*Exercise goal:*
Set out each line from the following listing that includes the word "file".

------ Listed entries ------

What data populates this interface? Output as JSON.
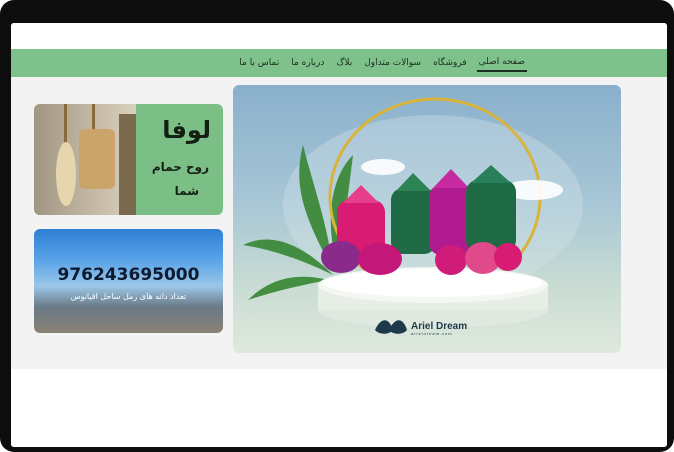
{
  "nav": {
    "items": [
      {
        "label": "صفحه اصلی",
        "active": true
      },
      {
        "label": "فروشگاه",
        "active": false
      },
      {
        "label": "سوالات متداول",
        "active": false
      },
      {
        "label": "بلاگ",
        "active": false
      },
      {
        "label": "درباره ما",
        "active": false
      },
      {
        "label": "تماس با ما",
        "active": false
      }
    ]
  },
  "banner": {
    "brand_name": "Ariel Dream",
    "brand_url": "arieldream.com"
  },
  "promo_loofah": {
    "title": "لوفا",
    "line1": "روح حمام",
    "line2": "شما"
  },
  "promo_count": {
    "number": "976243695000",
    "caption": "تعداد دانه های رمل ساحل اقیانوس"
  },
  "colors": {
    "nav_bg": "#7fc18a",
    "card_green": "#7cbf86",
    "device_frame": "#0d0d0d"
  }
}
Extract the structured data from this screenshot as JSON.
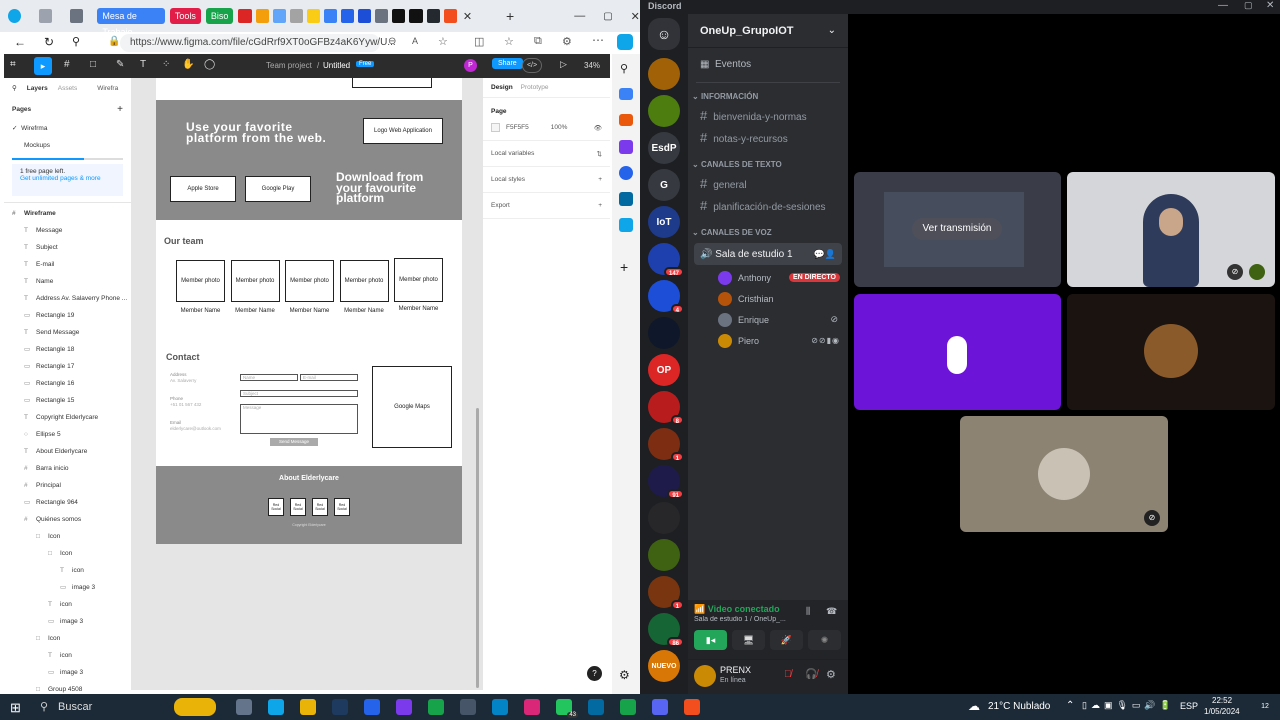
{
  "discord_title": "Discord",
  "browser": {
    "pinned_tabs": [
      {
        "label": "Mesa de Trabajo",
        "color": "#3b82f6"
      },
      {
        "label": "Tools",
        "color": "#e11d48"
      },
      {
        "label": "Biso",
        "color": "#16a34a"
      }
    ],
    "url": "https://www.figma.com/file/cGdRrf9XT0oGFBz4aK6Yyw/U..."
  },
  "figma": {
    "toolbar": {
      "project": "Team project",
      "file": "Untitled",
      "plan": "Free",
      "avatar": "P",
      "share": "Share",
      "zoom": "34%"
    },
    "layers_tabs": [
      "Layers",
      "Assets",
      "Wirefra"
    ],
    "pages_title": "Pages",
    "pages": [
      "Wirefrma",
      "Mockups"
    ],
    "free_left": "1 free page left.",
    "upgrade": "Get unlimited pages & more",
    "layers": [
      {
        "name": "Wireframe",
        "indent": 0,
        "icon": "#"
      },
      {
        "name": "Message",
        "indent": 1,
        "icon": "T"
      },
      {
        "name": "Subject",
        "indent": 1,
        "icon": "T"
      },
      {
        "name": "E-mail",
        "indent": 1,
        "icon": "T"
      },
      {
        "name": "Name",
        "indent": 1,
        "icon": "T"
      },
      {
        "name": "Address  Av. Salaverry Phone ...",
        "indent": 1,
        "icon": "T"
      },
      {
        "name": "Rectangle 19",
        "indent": 1,
        "icon": "▭"
      },
      {
        "name": "Send Message",
        "indent": 1,
        "icon": "T"
      },
      {
        "name": "Rectangle 18",
        "indent": 1,
        "icon": "▭"
      },
      {
        "name": "Rectangle 17",
        "indent": 1,
        "icon": "▭"
      },
      {
        "name": "Rectangle 16",
        "indent": 1,
        "icon": "▭"
      },
      {
        "name": "Rectangle 15",
        "indent": 1,
        "icon": "▭"
      },
      {
        "name": "Copyright Elderlycare",
        "indent": 1,
        "icon": "T"
      },
      {
        "name": "Ellipse 5",
        "indent": 1,
        "icon": "○"
      },
      {
        "name": "About Elderlycare",
        "indent": 1,
        "icon": "T"
      },
      {
        "name": "Barra inicio",
        "indent": 1,
        "icon": "#"
      },
      {
        "name": "Principal",
        "indent": 1,
        "icon": "#"
      },
      {
        "name": "Rectangle 964",
        "indent": 1,
        "icon": "▭"
      },
      {
        "name": "Quiénes somos",
        "indent": 1,
        "icon": "#"
      },
      {
        "name": "Icon",
        "indent": 2,
        "icon": "□"
      },
      {
        "name": "Icon",
        "indent": 3,
        "icon": "□"
      },
      {
        "name": "icon",
        "indent": 4,
        "icon": "T"
      },
      {
        "name": "image 3",
        "indent": 4,
        "icon": "▭"
      },
      {
        "name": "icon",
        "indent": 3,
        "icon": "T"
      },
      {
        "name": "image 3",
        "indent": 3,
        "icon": "▭"
      },
      {
        "name": "Icon",
        "indent": 2,
        "icon": "□"
      },
      {
        "name": "icon",
        "indent": 3,
        "icon": "T"
      },
      {
        "name": "image 3",
        "indent": 3,
        "icon": "▭"
      },
      {
        "name": "Group 4508",
        "indent": 2,
        "icon": "□"
      }
    ],
    "wire": {
      "hero_title": "Use your favorite platform from the web.",
      "logo_box": "Logo Web Application",
      "apple": "Apple Store",
      "gplay": "Google Play",
      "download": "Download from your favourite platform",
      "team_title": "Our team",
      "member_photo": "Member photo",
      "member_name": "Member Name",
      "contact_title": "Contact",
      "address_lbl": "Address",
      "address_val": "Av. Salaverry",
      "phone_lbl": "Phone",
      "phone_val": "+51 01 567 432",
      "email_lbl": "Email",
      "email_val": "elderlycare@outlook.com",
      "f_name": "Name",
      "f_email": "E-mail",
      "f_subject": "Subject",
      "f_message": "Message",
      "send": "Send Message",
      "maps": "Google Maps",
      "about": "About Elderlycare",
      "social": "Red Social",
      "copyright": "Copyright Elderlycare"
    },
    "design": {
      "tabs": [
        "Design",
        "Prototype"
      ],
      "page_lbl": "Page",
      "color_hex": "F5F5F5",
      "opacity": "100%",
      "sections": [
        "Local variables",
        "Local styles",
        "Export"
      ],
      "canvas_bg": "#f5f5f5"
    },
    "help": "?"
  },
  "discord": {
    "server_name": "OneUp_GrupoIOT",
    "events": "Eventos",
    "categories": {
      "info": "INFORMACIÓN",
      "text": "CANALES DE TEXTO",
      "voice": "CANALES DE VOZ"
    },
    "info_channels": [
      "bienvenida-y-normas",
      "notas-y-recursos"
    ],
    "text_channels": [
      "general",
      "planificación-de-sesiones"
    ],
    "voice_channel": "Sala de estudio 1",
    "live_badge": "EN DIRECTO",
    "members": [
      {
        "name": "Anthony",
        "color": "#7c3aed"
      },
      {
        "name": "Cristhian",
        "color": "#b45309"
      },
      {
        "name": "Enrique",
        "color": "#6b7280"
      },
      {
        "name": "Piero",
        "color": "#ca8a04"
      }
    ],
    "servers": [
      {
        "label": "",
        "color": "#a16207",
        "badge": ""
      },
      {
        "label": "",
        "color": "#4d7c0f",
        "badge": ""
      },
      {
        "label": "EsdP",
        "color": "#36393f",
        "badge": ""
      },
      {
        "label": "G",
        "color": "#36393f",
        "badge": ""
      },
      {
        "label": "IoT",
        "color": "#1e3a8a",
        "badge": ""
      },
      {
        "label": "",
        "color": "#1e40af",
        "badge": "147"
      },
      {
        "label": "",
        "color": "#1d4ed8",
        "badge": "4"
      },
      {
        "label": "",
        "color": "#0f172a",
        "badge": ""
      },
      {
        "label": "OP",
        "color": "#dc2626",
        "badge": ""
      },
      {
        "label": "",
        "color": "#b91c1c",
        "badge": "8"
      },
      {
        "label": "",
        "color": "#7c2d12",
        "badge": "1"
      },
      {
        "label": "",
        "color": "#1e1b4b",
        "badge": "91"
      },
      {
        "label": "",
        "color": "#27272a",
        "badge": ""
      },
      {
        "label": "",
        "color": "#3f6212",
        "badge": ""
      },
      {
        "label": "",
        "color": "#78350f",
        "badge": "1"
      },
      {
        "label": "",
        "color": "#166534",
        "badge": "86"
      },
      {
        "label": "NUEVO",
        "color": "#d97706",
        "badge": ""
      }
    ],
    "video_connected": "Video conectado",
    "connection_sub": "Sala de estudio 1 / OneUp_...",
    "user_name": "PRENX",
    "user_status": "En línea",
    "watch_stream": "Ver transmisión",
    "accent": "#5865f2",
    "purple_tile": "#6d14d9"
  },
  "taskbar": {
    "search": "Buscar",
    "weather": "21°C  Nublado",
    "lang": "ESP",
    "time": "22:52",
    "date": "1/05/2024",
    "notif": "12",
    "whatsapp_badge": "43"
  }
}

------

*Solution:*
    "url": "https://www.figma.com/file/cGdRrf9XT0oGFBz4aK6Yyw/U..."
      "file": "Untitled",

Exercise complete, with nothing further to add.